[Records provided]
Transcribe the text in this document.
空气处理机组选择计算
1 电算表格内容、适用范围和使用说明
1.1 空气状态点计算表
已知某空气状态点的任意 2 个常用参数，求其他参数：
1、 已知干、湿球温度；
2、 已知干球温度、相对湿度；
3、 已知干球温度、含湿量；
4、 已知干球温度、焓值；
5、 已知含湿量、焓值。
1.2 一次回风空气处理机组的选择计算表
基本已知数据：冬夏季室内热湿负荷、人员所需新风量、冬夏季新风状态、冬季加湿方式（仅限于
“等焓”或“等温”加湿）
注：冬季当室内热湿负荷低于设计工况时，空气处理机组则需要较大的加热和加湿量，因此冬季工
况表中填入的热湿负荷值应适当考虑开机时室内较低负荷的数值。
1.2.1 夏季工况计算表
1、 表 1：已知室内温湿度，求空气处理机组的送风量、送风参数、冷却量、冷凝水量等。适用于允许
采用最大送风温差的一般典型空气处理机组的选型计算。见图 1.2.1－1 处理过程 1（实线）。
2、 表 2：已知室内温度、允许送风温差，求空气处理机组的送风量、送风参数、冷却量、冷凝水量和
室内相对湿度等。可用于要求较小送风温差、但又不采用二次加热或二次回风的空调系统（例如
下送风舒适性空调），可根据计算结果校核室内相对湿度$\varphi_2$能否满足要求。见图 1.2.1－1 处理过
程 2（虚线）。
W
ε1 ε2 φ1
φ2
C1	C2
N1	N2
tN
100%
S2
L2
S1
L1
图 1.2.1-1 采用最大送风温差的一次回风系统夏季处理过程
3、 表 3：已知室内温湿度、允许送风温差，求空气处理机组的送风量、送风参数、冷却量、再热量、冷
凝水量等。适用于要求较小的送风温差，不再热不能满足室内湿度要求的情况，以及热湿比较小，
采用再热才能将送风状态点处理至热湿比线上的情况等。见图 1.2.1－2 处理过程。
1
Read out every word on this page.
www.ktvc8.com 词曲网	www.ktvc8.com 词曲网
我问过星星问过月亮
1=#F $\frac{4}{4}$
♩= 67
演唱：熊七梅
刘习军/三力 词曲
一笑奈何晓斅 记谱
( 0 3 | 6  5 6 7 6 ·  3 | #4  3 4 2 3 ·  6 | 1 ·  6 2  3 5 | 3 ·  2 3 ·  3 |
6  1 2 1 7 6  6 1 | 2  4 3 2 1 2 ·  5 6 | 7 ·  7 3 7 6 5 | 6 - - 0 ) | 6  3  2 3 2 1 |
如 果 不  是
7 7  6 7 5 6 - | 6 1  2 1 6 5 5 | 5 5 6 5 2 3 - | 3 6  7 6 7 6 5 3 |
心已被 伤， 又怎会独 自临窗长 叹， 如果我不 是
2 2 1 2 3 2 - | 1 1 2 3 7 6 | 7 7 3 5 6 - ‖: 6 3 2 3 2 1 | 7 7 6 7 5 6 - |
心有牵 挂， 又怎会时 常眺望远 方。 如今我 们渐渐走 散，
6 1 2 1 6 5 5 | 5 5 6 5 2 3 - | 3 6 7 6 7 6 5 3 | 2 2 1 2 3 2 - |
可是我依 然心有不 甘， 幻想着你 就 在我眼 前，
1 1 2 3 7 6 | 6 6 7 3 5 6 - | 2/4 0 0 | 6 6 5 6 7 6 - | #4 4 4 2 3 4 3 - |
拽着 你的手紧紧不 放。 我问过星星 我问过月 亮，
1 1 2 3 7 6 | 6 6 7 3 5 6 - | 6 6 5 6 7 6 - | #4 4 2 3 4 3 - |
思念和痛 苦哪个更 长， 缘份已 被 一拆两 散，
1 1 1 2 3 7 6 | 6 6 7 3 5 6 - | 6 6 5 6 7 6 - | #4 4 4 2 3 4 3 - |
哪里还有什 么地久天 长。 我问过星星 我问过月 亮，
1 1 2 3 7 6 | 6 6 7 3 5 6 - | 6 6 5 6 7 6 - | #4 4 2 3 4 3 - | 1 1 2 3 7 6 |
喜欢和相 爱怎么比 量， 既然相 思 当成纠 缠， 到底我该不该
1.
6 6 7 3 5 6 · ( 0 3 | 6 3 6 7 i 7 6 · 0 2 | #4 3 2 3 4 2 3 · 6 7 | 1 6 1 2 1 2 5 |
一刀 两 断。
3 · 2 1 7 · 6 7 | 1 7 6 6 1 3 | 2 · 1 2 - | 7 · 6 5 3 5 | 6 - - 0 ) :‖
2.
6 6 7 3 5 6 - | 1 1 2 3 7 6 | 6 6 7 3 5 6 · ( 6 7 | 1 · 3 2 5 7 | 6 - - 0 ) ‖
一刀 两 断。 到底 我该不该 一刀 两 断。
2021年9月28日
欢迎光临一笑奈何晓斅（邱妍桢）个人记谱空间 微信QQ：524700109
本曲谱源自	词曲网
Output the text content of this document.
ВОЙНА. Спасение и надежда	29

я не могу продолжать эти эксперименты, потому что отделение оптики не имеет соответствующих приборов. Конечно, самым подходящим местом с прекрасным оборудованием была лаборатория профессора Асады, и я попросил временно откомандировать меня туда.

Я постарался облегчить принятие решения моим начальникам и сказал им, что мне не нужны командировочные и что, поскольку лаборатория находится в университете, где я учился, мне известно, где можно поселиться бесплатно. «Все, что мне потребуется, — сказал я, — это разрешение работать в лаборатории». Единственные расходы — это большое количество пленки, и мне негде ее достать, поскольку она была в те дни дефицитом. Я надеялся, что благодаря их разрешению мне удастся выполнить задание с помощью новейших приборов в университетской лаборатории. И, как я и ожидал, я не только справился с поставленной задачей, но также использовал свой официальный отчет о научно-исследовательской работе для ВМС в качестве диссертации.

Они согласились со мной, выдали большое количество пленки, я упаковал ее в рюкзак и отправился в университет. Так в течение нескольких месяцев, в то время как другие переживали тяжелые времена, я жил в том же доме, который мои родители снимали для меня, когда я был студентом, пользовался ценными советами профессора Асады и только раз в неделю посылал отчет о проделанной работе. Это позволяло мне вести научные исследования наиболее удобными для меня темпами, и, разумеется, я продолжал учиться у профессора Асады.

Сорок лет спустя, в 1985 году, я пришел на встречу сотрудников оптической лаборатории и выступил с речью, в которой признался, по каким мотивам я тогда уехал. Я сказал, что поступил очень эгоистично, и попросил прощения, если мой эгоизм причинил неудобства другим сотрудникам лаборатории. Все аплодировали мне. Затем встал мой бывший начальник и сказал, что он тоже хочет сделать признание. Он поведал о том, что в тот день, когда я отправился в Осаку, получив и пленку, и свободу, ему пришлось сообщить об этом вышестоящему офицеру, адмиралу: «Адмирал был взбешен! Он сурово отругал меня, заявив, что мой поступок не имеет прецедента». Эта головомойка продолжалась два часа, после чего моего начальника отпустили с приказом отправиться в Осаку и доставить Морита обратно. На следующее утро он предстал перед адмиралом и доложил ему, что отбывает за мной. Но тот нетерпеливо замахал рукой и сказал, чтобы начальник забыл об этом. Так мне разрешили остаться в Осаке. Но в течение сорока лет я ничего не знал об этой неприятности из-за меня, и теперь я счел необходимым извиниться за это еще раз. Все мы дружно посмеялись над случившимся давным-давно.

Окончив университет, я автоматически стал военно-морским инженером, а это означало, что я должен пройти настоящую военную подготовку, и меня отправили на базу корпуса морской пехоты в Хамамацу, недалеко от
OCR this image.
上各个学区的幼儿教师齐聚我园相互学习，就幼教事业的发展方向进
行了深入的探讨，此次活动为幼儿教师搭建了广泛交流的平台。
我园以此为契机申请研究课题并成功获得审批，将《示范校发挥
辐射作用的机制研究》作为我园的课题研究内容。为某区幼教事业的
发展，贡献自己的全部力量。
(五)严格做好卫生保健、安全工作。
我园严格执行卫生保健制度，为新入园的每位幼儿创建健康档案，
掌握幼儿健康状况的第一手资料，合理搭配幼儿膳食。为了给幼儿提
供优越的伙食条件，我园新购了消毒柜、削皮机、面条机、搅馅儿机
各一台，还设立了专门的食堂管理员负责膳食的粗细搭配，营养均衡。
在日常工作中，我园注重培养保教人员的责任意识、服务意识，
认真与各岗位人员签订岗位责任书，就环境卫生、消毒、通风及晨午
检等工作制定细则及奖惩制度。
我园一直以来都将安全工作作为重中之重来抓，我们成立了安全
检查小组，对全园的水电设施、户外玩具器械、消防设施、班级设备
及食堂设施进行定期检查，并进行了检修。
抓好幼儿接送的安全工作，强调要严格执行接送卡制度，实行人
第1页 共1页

[What you will do]
From the data above, pick out each line containing "text" and copy it.

[Completed exercise]
Transcribe the text in this document.
Output the text content of this document.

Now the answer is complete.